TASK BRIEF: Could you give the data below again, exactly and completely?

DATA SUPPLIED:
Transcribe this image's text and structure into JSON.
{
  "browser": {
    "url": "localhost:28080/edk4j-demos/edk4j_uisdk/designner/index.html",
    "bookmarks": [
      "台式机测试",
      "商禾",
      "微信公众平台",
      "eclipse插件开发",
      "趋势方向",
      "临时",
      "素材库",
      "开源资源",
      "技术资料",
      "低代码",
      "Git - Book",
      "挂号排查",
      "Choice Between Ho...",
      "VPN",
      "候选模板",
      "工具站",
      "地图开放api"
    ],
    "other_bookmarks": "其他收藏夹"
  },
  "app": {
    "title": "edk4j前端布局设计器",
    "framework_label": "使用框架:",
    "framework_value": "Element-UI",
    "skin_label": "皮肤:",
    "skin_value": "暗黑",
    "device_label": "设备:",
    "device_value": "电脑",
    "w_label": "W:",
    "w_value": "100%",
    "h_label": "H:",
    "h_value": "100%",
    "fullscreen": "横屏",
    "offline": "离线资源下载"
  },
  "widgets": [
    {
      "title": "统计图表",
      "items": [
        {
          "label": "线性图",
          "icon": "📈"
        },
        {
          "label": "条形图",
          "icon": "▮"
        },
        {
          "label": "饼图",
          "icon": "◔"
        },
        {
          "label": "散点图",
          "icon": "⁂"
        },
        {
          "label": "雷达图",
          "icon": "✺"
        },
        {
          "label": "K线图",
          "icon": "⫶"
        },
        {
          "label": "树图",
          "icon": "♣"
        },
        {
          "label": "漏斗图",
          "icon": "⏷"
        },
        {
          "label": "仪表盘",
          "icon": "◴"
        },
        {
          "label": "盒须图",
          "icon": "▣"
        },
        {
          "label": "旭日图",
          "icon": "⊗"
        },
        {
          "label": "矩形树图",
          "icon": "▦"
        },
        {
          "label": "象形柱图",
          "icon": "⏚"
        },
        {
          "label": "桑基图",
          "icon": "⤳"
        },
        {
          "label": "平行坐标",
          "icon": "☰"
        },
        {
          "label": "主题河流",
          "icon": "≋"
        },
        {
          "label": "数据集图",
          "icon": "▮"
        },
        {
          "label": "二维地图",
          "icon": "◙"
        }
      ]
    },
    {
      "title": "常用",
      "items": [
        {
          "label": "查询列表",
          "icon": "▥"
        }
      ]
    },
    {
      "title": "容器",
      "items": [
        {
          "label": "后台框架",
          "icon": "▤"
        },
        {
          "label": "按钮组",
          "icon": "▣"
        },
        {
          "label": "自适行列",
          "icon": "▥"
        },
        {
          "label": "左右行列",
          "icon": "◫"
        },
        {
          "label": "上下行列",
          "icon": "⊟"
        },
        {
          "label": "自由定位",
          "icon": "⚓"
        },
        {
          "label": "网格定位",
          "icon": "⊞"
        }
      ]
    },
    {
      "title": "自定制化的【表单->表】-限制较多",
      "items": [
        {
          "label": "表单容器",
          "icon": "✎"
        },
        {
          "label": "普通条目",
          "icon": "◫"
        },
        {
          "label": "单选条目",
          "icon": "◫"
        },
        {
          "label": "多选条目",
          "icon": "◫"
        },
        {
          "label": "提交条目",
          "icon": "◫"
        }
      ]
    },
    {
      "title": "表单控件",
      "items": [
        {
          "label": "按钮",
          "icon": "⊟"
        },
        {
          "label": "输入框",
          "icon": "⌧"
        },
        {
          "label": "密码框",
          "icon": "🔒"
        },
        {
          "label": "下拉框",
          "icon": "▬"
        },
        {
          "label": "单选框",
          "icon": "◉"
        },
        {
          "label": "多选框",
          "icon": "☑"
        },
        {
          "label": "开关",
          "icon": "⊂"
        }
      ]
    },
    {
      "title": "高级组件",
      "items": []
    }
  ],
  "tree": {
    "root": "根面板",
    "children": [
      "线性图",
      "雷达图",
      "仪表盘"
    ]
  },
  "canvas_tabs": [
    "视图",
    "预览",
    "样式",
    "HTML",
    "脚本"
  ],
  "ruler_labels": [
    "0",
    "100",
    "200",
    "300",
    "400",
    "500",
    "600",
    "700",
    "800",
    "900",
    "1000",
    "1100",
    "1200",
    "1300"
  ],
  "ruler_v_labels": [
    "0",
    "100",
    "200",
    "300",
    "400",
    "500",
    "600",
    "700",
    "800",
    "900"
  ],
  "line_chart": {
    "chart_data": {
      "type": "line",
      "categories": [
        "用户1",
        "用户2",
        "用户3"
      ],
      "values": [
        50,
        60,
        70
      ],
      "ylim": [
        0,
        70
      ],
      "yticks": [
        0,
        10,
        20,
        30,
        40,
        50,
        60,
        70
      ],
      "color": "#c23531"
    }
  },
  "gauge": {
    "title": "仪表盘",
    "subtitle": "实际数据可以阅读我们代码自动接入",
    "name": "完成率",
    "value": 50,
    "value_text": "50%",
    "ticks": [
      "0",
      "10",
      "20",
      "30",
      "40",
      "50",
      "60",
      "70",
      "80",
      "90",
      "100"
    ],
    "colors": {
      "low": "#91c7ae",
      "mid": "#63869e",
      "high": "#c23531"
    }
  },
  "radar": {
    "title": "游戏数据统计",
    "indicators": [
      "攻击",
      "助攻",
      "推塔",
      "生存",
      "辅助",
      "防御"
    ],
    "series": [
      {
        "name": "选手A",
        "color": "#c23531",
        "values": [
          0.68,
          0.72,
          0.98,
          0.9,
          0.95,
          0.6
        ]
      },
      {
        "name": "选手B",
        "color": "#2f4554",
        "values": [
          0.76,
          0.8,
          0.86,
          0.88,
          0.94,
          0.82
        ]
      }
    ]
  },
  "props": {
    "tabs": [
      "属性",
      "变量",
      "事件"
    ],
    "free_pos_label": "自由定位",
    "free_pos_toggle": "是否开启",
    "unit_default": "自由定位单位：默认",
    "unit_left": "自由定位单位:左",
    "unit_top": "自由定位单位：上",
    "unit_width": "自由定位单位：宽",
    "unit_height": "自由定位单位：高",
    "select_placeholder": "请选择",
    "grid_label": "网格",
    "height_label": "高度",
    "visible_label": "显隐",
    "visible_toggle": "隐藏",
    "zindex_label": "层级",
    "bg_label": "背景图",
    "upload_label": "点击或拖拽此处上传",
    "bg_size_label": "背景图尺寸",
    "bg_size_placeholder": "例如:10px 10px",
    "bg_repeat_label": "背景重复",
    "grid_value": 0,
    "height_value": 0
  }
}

EXERCISE SOLUTION:
Transcribe this image's text and structure into JSON.
{
  "browser": {
    "url": "localhost:28080/edk4j-demos/edk4j_uisdk/designner/index.html",
    "bookmarks": [
      "台式机测试",
      "商禾",
      "微信公众平台",
      "eclipse插件开发",
      "趋势方向",
      "临时",
      "素材库",
      "开源资源",
      "技术资料",
      "低代码",
      "Git - Book",
      "挂号排查",
      "Choice Between Ho...",
      "VPN",
      "候选模板",
      "工具站",
      "地图开放api"
    ],
    "other_bookmarks": "其他收藏夹"
  },
  "app": {
    "title": "edk4j前端布局设计器",
    "framework_label": "使用框架:",
    "framework_value": "Element-UI",
    "skin_label": "皮肤:",
    "skin_value": "暗黑",
    "device_label": "设备:",
    "device_value": "电脑",
    "w_label": "W:",
    "w_value": "100%",
    "h_label": "H:",
    "h_value": "100%",
    "fullscreen": "横屏",
    "offline": "离线资源下载"
  },
  "widgets": [
    {
      "title": "统计图表",
      "items": [
        {
          "label": "线性图",
          "icon": "📈"
        },
        {
          "label": "条形图",
          "icon": "▮"
        },
        {
          "label": "饼图",
          "icon": "◔"
        },
        {
          "label": "散点图",
          "icon": "⁂"
        },
        {
          "label": "雷达图",
          "icon": "✺"
        },
        {
          "label": "K线图",
          "icon": "⫶"
        },
        {
          "label": "树图",
          "icon": "♣"
        },
        {
          "label": "漏斗图",
          "icon": "⏷"
        },
        {
          "label": "仪表盘",
          "icon": "◴"
        },
        {
          "label": "盒须图",
          "icon": "▣"
        },
        {
          "label": "旭日图",
          "icon": "⊗"
        },
        {
          "label": "矩形树图",
          "icon": "▦"
        },
        {
          "label": "象形柱图",
          "icon": "⏚"
        },
        {
          "label": "桑基图",
          "icon": "⤳"
        },
        {
          "label": "平行坐标",
          "icon": "☰"
        },
        {
          "label": "主题河流",
          "icon": "≋"
        },
        {
          "label": "数据集图",
          "icon": "▮"
        },
        {
          "label": "二维地图",
          "icon": "◙"
        }
      ]
    },
    {
      "title": "常用",
      "items": [
        {
          "label": "查询列表",
          "icon": "▥"
        }
      ]
    },
    {
      "title": "容器",
      "items": [
        {
          "label": "后台框架",
          "icon": "▤"
        },
        {
          "label": "按钮组",
          "icon": "▣"
        },
        {
          "label": "自适行列",
          "icon": "▥"
        },
        {
          "label": "左右行列",
          "icon": "◫"
        },
        {
          "label": "上下行列",
          "icon": "⊟"
        },
        {
          "label": "自由定位",
          "icon": "⚓"
        },
        {
          "label": "网格定位",
          "icon": "⊞"
        }
      ]
    },
    {
      "title": "自定制化的【表单->表】-限制较多",
      "items": [
        {
          "label": "表单容器",
          "icon": "✎"
        },
        {
          "label": "普通条目",
          "icon": "◫"
        },
        {
          "label": "单选条目",
          "icon": "◫"
        },
        {
          "label": "多选条目",
          "icon": "◫"
        },
        {
          "label": "提交条目",
          "icon": "◫"
        }
      ]
    },
    {
      "title": "表单控件",
      "items": [
        {
          "label": "按钮",
          "icon": "⊟"
        },
        {
          "label": "输入框",
          "icon": "⌧"
        },
        {
          "label": "密码框",
          "icon": "🔒"
        },
        {
          "label": "下拉框",
          "icon": "▬"
        },
        {
          "label": "单选框",
          "icon": "◉"
        },
        {
          "label": "多选框",
          "icon": "☑"
        },
        {
          "label": "开关",
          "icon": "⊂"
        }
      ]
    },
    {
      "title": "高级组件",
      "items": []
    }
  ],
  "tree": {
    "root": "根面板",
    "children": [
      "线性图",
      "雷达图",
      "仪表盘"
    ]
  },
  "canvas_tabs": [
    "视图",
    "预览",
    "样式",
    "HTML",
    "脚本"
  ],
  "ruler_labels": [
    "0",
    "100",
    "200",
    "300",
    "400",
    "500",
    "600",
    "700",
    "800",
    "900",
    "1000",
    "1100",
    "1200",
    "1300"
  ],
  "ruler_v_labels": [
    "0",
    "100",
    "200",
    "300",
    "400",
    "500",
    "600",
    "700",
    "800",
    "900"
  ],
  "line_chart": {
    "chart_data": {
      "type": "line",
      "categories": [
        "用户1",
        "用户2",
        "用户3"
      ],
      "values": [
        50,
        60,
        70
      ],
      "ylim": [
        0,
        70
      ],
      "yticks": [
        0,
        10,
        20,
        30,
        40,
        50,
        60,
        70
      ],
      "color": "#c23531"
    }
  },
  "gauge": {
    "title": "仪表盘",
    "subtitle": "实际数据可以阅读我们代码自动接入",
    "name": "完成率",
    "value": 50,
    "value_text": "50%",
    "ticks": [
      "0",
      "10",
      "20",
      "30",
      "40",
      "50",
      "60",
      "70",
      "80",
      "90",
      "100"
    ],
    "colors": {
      "low": "#91c7ae",
      "mid": "#63869e",
      "high": "#c23531"
    }
  },
  "radar": {
    "title": "游戏数据统计",
    "indicators": [
      "攻击",
      "助攻",
      "推塔",
      "生存",
      "辅助",
      "防御"
    ],
    "series": [
      {
        "name": "选手A",
        "color": "#c23531",
        "values": [
          0.68,
          0.72,
          0.98,
          0.9,
          0.95,
          0.6
        ]
      },
      {
        "name": "选手B",
        "color": "#2f4554",
        "values": [
          0.76,
          0.8,
          0.86,
          0.88,
          0.94,
          0.82
        ]
      }
    ]
  },
  "props": {
    "tabs": [
      "属性",
      "变量",
      "事件"
    ],
    "free_pos_label": "自由定位",
    "free_pos_toggle": "是否开启",
    "unit_default": "自由定位单位：默认",
    "unit_left": "自由定位单位:左",
    "unit_top": "自由定位单位：上",
    "unit_width": "自由定位单位：宽",
    "unit_height": "自由定位单位：高",
    "select_placeholder": "请选择",
    "grid_label": "网格",
    "height_label": "高度",
    "visible_label": "显隐",
    "visible_toggle": "隐藏",
    "zindex_label": "层级",
    "bg_label": "背景图",
    "upload_label": "点击或拖拽此处上传",
    "bg_size_label": "背景图尺寸",
    "bg_size_placeholder": "例如:10px 10px",
    "bg_repeat_label": "背景重复",
    "grid_value": 0,
    "height_value": 0
  }
}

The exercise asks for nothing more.